Gather all lines with "bath" from the records.

(Collected data)
========

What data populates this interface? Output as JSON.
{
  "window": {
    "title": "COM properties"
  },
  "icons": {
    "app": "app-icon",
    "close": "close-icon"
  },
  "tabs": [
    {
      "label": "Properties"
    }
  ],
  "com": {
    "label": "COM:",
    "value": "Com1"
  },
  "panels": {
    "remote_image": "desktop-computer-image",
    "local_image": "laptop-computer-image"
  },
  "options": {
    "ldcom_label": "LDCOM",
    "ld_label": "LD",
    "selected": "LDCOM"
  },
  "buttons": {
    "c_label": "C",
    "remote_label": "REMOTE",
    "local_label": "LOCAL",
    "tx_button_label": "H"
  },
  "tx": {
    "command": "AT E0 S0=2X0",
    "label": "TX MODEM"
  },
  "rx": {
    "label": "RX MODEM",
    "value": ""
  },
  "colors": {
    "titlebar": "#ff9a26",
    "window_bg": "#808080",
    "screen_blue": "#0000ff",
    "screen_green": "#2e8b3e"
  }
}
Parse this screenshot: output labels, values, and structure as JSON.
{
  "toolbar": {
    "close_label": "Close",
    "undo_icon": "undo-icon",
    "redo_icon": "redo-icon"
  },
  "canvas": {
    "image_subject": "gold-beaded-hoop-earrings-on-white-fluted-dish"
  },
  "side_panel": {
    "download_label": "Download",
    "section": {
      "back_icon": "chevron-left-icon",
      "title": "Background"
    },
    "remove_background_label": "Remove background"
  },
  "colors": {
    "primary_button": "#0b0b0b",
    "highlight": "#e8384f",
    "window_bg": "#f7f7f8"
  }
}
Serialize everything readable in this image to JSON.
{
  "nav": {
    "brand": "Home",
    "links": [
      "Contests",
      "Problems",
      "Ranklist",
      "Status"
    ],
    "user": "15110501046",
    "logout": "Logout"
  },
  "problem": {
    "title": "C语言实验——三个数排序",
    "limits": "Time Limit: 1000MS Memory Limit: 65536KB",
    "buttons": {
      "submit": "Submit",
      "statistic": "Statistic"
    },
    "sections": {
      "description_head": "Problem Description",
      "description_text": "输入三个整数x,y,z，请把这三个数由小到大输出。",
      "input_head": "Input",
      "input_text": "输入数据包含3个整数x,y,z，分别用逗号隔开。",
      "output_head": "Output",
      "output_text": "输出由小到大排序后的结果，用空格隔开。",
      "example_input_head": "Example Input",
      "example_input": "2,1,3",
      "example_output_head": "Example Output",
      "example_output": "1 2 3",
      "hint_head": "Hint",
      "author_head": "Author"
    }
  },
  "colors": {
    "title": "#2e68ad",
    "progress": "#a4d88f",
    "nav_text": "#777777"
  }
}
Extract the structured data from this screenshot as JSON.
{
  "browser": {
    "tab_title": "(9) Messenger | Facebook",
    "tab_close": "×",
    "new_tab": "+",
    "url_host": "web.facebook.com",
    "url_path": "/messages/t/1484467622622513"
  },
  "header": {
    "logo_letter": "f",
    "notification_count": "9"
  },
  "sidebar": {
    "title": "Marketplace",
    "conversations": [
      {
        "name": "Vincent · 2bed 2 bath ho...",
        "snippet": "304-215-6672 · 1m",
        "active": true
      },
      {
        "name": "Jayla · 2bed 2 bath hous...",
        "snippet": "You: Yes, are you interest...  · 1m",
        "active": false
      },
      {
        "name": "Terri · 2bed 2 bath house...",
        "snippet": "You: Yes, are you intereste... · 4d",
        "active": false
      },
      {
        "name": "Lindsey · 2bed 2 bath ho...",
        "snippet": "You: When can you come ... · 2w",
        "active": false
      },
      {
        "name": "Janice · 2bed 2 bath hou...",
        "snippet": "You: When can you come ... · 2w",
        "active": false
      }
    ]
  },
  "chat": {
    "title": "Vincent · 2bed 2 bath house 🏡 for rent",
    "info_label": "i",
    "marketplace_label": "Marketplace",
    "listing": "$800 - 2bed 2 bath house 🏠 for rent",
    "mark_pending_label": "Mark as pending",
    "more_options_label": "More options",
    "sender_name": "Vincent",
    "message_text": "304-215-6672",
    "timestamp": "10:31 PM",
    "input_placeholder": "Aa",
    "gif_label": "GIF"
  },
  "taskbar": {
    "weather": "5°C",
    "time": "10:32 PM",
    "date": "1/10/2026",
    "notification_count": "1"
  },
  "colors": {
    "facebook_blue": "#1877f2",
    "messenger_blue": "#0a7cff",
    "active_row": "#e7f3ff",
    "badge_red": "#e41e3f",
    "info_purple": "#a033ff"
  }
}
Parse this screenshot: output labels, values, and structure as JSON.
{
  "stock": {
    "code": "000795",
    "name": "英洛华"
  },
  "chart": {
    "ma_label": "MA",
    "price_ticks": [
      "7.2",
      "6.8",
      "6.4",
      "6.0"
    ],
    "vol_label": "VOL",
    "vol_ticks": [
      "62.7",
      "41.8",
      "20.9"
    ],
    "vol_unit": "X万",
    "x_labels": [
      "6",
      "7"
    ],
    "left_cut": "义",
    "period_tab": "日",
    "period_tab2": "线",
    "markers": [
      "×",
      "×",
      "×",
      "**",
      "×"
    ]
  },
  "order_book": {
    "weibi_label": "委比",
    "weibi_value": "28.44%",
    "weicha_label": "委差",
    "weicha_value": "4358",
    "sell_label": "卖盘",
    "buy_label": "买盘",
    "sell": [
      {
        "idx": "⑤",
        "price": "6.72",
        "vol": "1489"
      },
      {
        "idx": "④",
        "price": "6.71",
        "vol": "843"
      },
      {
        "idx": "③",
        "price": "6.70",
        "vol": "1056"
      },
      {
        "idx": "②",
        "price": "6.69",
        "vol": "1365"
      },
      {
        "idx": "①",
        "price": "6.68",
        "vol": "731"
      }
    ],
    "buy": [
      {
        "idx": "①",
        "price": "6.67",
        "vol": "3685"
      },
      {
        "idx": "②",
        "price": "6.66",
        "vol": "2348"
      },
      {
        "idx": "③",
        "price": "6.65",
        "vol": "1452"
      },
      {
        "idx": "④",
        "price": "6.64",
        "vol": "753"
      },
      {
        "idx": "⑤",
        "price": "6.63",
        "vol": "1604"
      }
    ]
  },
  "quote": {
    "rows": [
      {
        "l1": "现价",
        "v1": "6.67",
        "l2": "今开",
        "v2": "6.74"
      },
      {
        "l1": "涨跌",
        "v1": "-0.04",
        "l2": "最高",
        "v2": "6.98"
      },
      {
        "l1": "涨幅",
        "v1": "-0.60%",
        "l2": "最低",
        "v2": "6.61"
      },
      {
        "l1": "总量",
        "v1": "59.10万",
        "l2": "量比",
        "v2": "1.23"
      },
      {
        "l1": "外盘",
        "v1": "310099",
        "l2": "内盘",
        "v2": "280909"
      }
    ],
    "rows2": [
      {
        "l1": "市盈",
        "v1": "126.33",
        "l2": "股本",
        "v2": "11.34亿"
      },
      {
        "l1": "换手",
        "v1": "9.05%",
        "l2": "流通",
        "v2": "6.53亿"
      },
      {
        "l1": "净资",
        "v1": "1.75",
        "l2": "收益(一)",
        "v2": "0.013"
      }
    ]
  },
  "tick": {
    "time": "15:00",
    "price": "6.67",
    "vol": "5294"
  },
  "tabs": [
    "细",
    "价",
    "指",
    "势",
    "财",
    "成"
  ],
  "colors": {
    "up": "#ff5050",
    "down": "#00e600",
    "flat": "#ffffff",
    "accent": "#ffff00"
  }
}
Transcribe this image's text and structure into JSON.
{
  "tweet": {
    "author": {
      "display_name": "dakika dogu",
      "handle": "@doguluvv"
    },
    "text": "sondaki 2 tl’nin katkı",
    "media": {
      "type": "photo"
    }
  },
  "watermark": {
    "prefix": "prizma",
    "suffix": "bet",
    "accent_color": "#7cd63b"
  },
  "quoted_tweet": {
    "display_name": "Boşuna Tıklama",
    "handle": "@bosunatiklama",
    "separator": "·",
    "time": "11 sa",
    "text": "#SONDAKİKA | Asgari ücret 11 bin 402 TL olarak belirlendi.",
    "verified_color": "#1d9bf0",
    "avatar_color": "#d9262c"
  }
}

========

_Result below:_
        "name": "Vincent · 2bed 2 bath ho...",
        "name": "Jayla · 2bed 2 bath hous...",
        "name": "Terri · 2bed 2 bath house...",
        "name": "Lindsey · 2bed 2 bath ho...",
        "name": "Janice · 2bed 2 bath hou...",
    "title": "Vincent · 2bed 2 bath house 🏡 for rent",
    "listing": "$800 - 2bed 2 bath house 🏠 for rent",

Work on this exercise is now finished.